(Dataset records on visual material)

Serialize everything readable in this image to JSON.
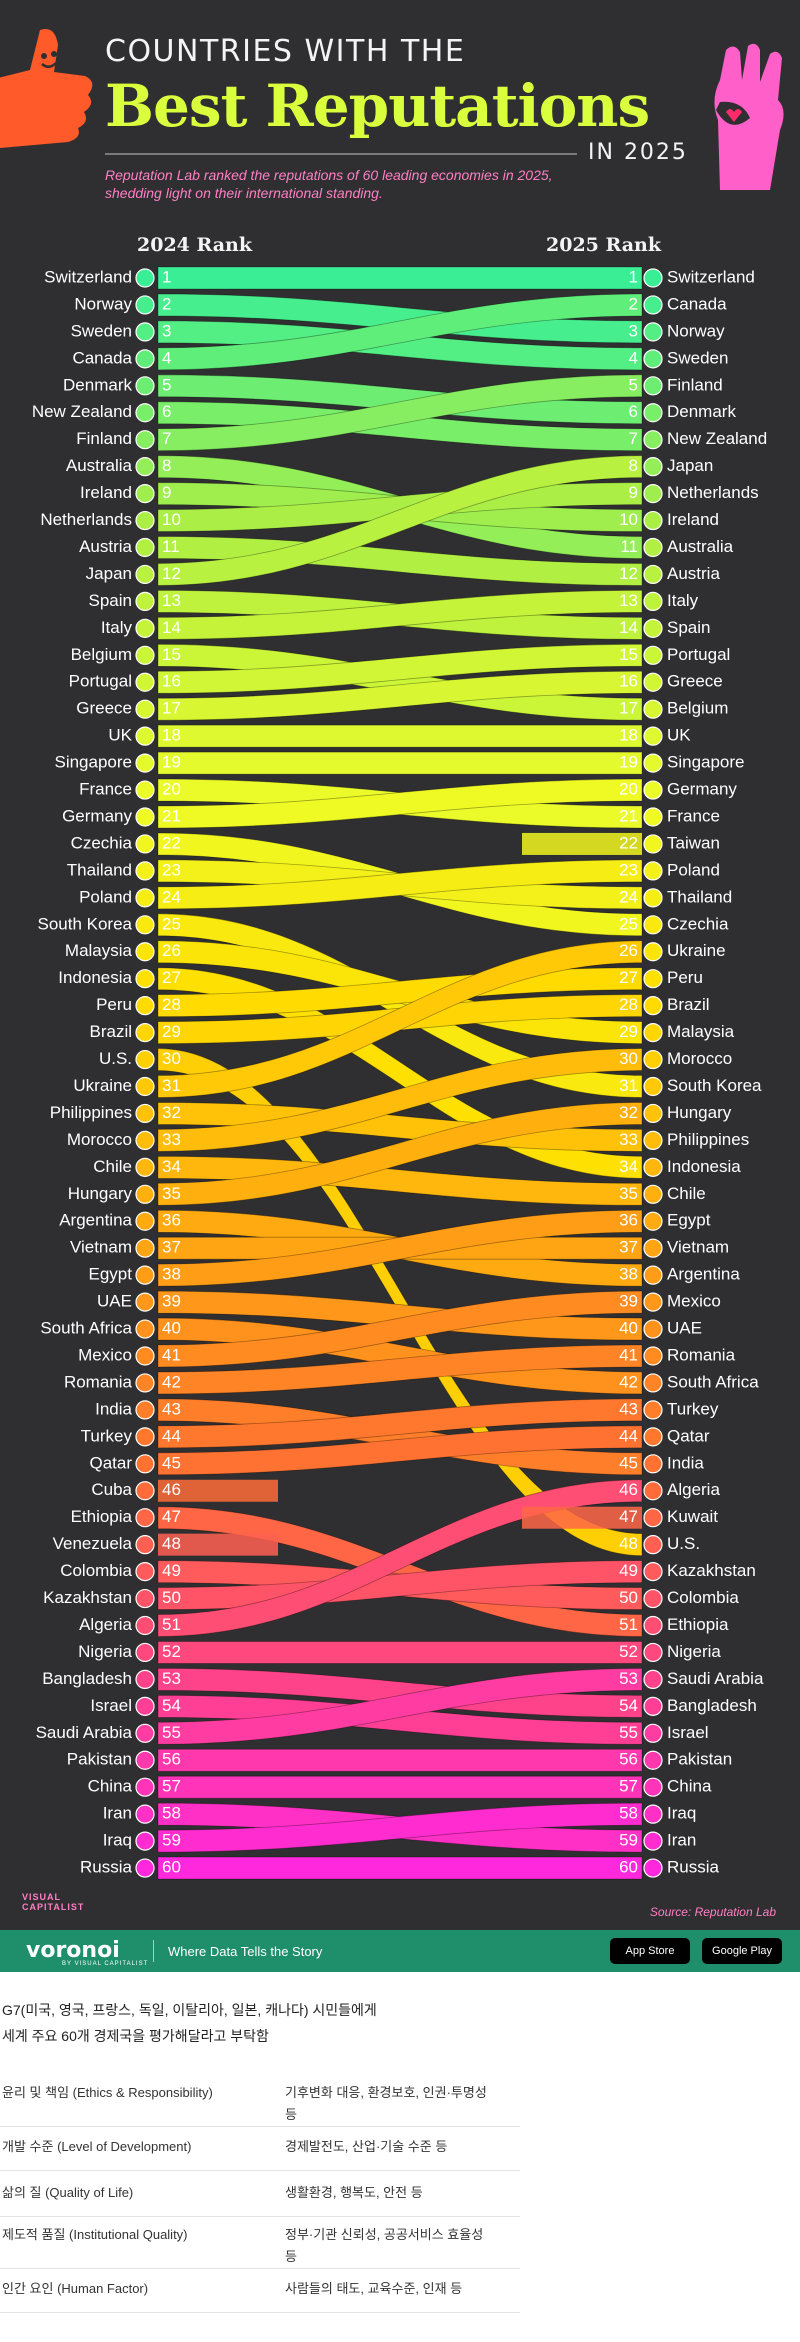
{
  "header": {
    "line1": "COUNTRIES WITH THE",
    "title": "Best Reputations",
    "year": "IN 2025",
    "subtitle": "Reputation Lab ranked the reputations of 60 leading economies in 2025, shedding light on their international standing."
  },
  "columns": {
    "left": "2024 Rank",
    "right": "2025 Rank"
  },
  "source": "Source: Reputation Lab",
  "brand": {
    "name_line1": "VISUAL",
    "name_line2": "CAPITALIST"
  },
  "footer": {
    "logo": "voronoi",
    "logo_sub": "BY VISUAL CAPITALIST",
    "tagline": "Where Data Tells the Story",
    "app_store": "App Store",
    "google_play": "Google Play",
    "color": "#1e8f6a"
  },
  "colors": {
    "background": "#2f2f31",
    "title": "#d9ff3d",
    "accent": "#ff7fc5"
  },
  "chart_data": {
    "type": "bump",
    "x": [
      "2024 Rank",
      "2025 Rank"
    ],
    "ylim": [
      1,
      60
    ],
    "rank_2024": [
      "Switzerland",
      "Norway",
      "Sweden",
      "Canada",
      "Denmark",
      "New Zealand",
      "Finland",
      "Australia",
      "Ireland",
      "Netherlands",
      "Austria",
      "Japan",
      "Spain",
      "Italy",
      "Belgium",
      "Portugal",
      "Greece",
      "UK",
      "Singapore",
      "France",
      "Germany",
      "Czechia",
      "Thailand",
      "Poland",
      "South Korea",
      "Malaysia",
      "Indonesia",
      "Peru",
      "Brazil",
      "U.S.",
      "Ukraine",
      "Philippines",
      "Morocco",
      "Chile",
      "Hungary",
      "Argentina",
      "Vietnam",
      "Egypt",
      "UAE",
      "South Africa",
      "Mexico",
      "Romania",
      "India",
      "Turkey",
      "Qatar",
      "Cuba",
      "Ethiopia",
      "Venezuela",
      "Colombia",
      "Kazakhstan",
      "Algeria",
      "Nigeria",
      "Bangladesh",
      "Israel",
      "Saudi Arabia",
      "Pakistan",
      "China",
      "Iran",
      "Iraq",
      "Russia"
    ],
    "rank_2025": [
      "Switzerland",
      "Canada",
      "Norway",
      "Sweden",
      "Finland",
      "Denmark",
      "New Zealand",
      "Japan",
      "Netherlands",
      "Ireland",
      "Australia",
      "Austria",
      "Italy",
      "Spain",
      "Portugal",
      "Greece",
      "Belgium",
      "UK",
      "Singapore",
      "Germany",
      "France",
      "Taiwan",
      "Poland",
      "Thailand",
      "Czechia",
      "Ukraine",
      "Peru",
      "Brazil",
      "Malaysia",
      "Morocco",
      "South Korea",
      "Hungary",
      "Philippines",
      "Indonesia",
      "Chile",
      "Egypt",
      "Vietnam",
      "Argentina",
      "Mexico",
      "UAE",
      "Romania",
      "South Africa",
      "Turkey",
      "Qatar",
      "India",
      "Algeria",
      "Kuwait",
      "U.S.",
      "Kazakhstan",
      "Colombia",
      "Ethiopia",
      "Nigeria",
      "Saudi Arabia",
      "Bangladesh",
      "Israel",
      "Pakistan",
      "China",
      "Iraq",
      "Iran",
      "Russia"
    ]
  },
  "notes": {
    "intro_line1": "G7(미국, 영국, 프랑스, 독일, 이탈리아, 일본, 캐나다) 시민들에게",
    "intro_line2": "세계 주요 60개 경제국을 평가해달라고 부탁함",
    "rows": [
      {
        "factor": "윤리 및 책임 (Ethics & Responsibility)",
        "detail_line1": "기후변화 대응, 환경보호, 인권·투명성",
        "detail_line2": "등"
      },
      {
        "factor": "개발 수준 (Level of Development)",
        "detail_line1": "경제발전도, 산업·기술 수준 등",
        "detail_line2": ""
      },
      {
        "factor": "삶의 질 (Quality of Life)",
        "detail_line1": "생활환경, 행복도, 안전 등",
        "detail_line2": ""
      },
      {
        "factor": "제도적 품질 (Institutional Quality)",
        "detail_line1": "정부·기관 신뢰성, 공공서비스 효율성",
        "detail_line2": "등"
      },
      {
        "factor": "인간 요인 (Human Factor)",
        "detail_line1": "사람들의 태도, 교육수준, 인재 등",
        "detail_line2": ""
      }
    ]
  }
}
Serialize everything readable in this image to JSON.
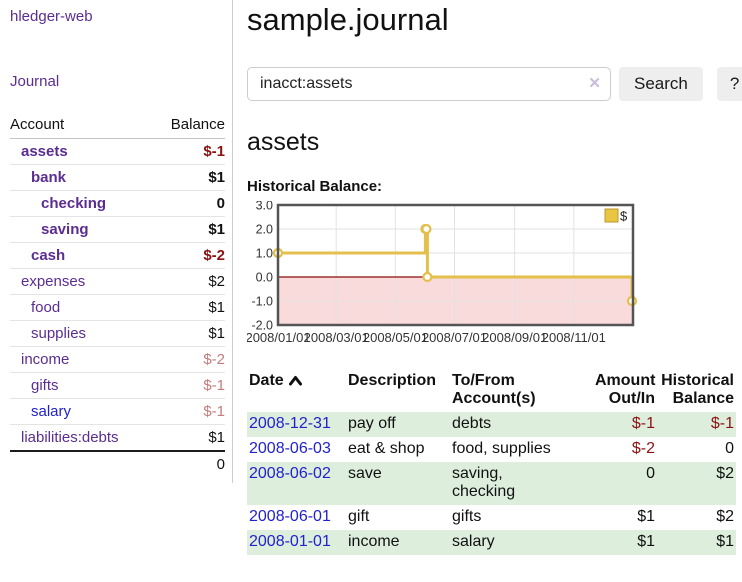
{
  "brand": "hledger-web",
  "sidebar": {
    "journal_link": "Journal",
    "accounts_table": {
      "headers": [
        "Account",
        "Balance"
      ],
      "rows": [
        {
          "label": "assets",
          "depth": 0,
          "bold": true,
          "balance": "$-1",
          "cls": "neg"
        },
        {
          "label": "bank",
          "depth": 1,
          "bold": true,
          "balance": "$1",
          "cls": ""
        },
        {
          "label": "checking",
          "depth": 2,
          "bold": true,
          "balance": "0",
          "cls": ""
        },
        {
          "label": "saving",
          "depth": 2,
          "bold": true,
          "balance": "$1",
          "cls": ""
        },
        {
          "label": "cash",
          "depth": 1,
          "bold": true,
          "balance": "$-2",
          "cls": "neg"
        },
        {
          "label": "expenses",
          "depth": 0,
          "bold": false,
          "balance": "$2",
          "cls": ""
        },
        {
          "label": "food",
          "depth": 1,
          "bold": false,
          "balance": "$1",
          "cls": ""
        },
        {
          "label": "supplies",
          "depth": 1,
          "bold": false,
          "balance": "$1",
          "cls": ""
        },
        {
          "label": "income",
          "depth": 0,
          "bold": false,
          "balance": "$-2",
          "cls": "dim"
        },
        {
          "label": "gifts",
          "depth": 1,
          "bold": false,
          "balance": "$-1",
          "cls": "dim"
        },
        {
          "label": "salary",
          "depth": 1,
          "bold": false,
          "balance": "$-1",
          "cls": "dim",
          "unvisited": true
        },
        {
          "label": "liabilities:debts",
          "depth": 0,
          "bold": false,
          "balance": "$1",
          "cls": ""
        }
      ],
      "total": "0"
    }
  },
  "main": {
    "title": "sample.journal",
    "search": {
      "value": "inacct:assets",
      "clear_icon": "✕",
      "button_label": "Search",
      "help_label": "?"
    },
    "heading": "assets",
    "register": {
      "columns": [
        {
          "label": "Date",
          "align": "left",
          "sort": true
        },
        {
          "label": "Description",
          "align": "left"
        },
        {
          "label": "To/From\nAccount(s)",
          "align": "left"
        },
        {
          "label": "Amount\nOut/In",
          "align": "right"
        },
        {
          "label": "Historical\nBalance",
          "align": "right"
        }
      ],
      "rows": [
        {
          "date": "2008-12-31",
          "description": "pay off",
          "accounts": "debts",
          "amount": "$-1",
          "amount_neg": true,
          "balance": "$-1",
          "balance_neg": true,
          "shaded": true
        },
        {
          "date": "2008-06-03",
          "description": "eat & shop",
          "accounts": "food, supplies",
          "amount": "$-2",
          "amount_neg": true,
          "balance": "0",
          "balance_neg": false,
          "shaded": false
        },
        {
          "date": "2008-06-02",
          "description": "save",
          "accounts": "saving,\nchecking",
          "amount": "0",
          "amount_neg": false,
          "balance": "$2",
          "balance_neg": false,
          "shaded": true
        },
        {
          "date": "2008-06-01",
          "description": "gift",
          "accounts": "gifts",
          "amount": "$1",
          "amount_neg": false,
          "balance": "$2",
          "balance_neg": false,
          "shaded": false
        },
        {
          "date": "2008-01-01",
          "description": "income",
          "accounts": "salary",
          "amount": "$1",
          "amount_neg": false,
          "balance": "$1",
          "balance_neg": false,
          "shaded": true
        }
      ]
    }
  },
  "chart_data": {
    "type": "line",
    "title": "Historical Balance:",
    "step": true,
    "series": [
      {
        "name": "$",
        "color": "#e3bf4b",
        "points": [
          {
            "date": "2008-01-01",
            "value": 1
          },
          {
            "date": "2008-06-01",
            "value": 2
          },
          {
            "date": "2008-06-02",
            "value": 2
          },
          {
            "date": "2008-06-03",
            "value": 0
          },
          {
            "date": "2008-12-31",
            "value": -1
          }
        ]
      }
    ],
    "x_domain": [
      "2008-01-01",
      "2009-01-01"
    ],
    "x_tick_labels": [
      "2008/01/01",
      "2008/03/01",
      "2008/05/01",
      "2008/07/01",
      "2008/09/01",
      "2008/11/01"
    ],
    "x_tick_dates": [
      "2008-01-01",
      "2008-03-01",
      "2008-05-01",
      "2008-07-01",
      "2008-09-01",
      "2008-11-01"
    ],
    "y_ticks": [
      3.0,
      2.0,
      1.0,
      0.0,
      -1.0,
      -2.0
    ],
    "ylim": [
      -2,
      3
    ],
    "grid": true,
    "legend": {
      "label": "$",
      "position": "top-right"
    },
    "colors": {
      "line": "#e3bf4b",
      "marker_fill": "#ffffff",
      "negative_region": "#f9dbdb",
      "zero_line": "#8a0b0b",
      "gridline": "#e2e2e2",
      "frame": "#545454",
      "swatch_fill": "#e9c544",
      "swatch_border": "#bd982a",
      "tick_text": "#333333"
    }
  }
}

Exercise goal >>
Ascertain the number of lines in the entries that include the word "Historical", and report only that number.

Task result >>
2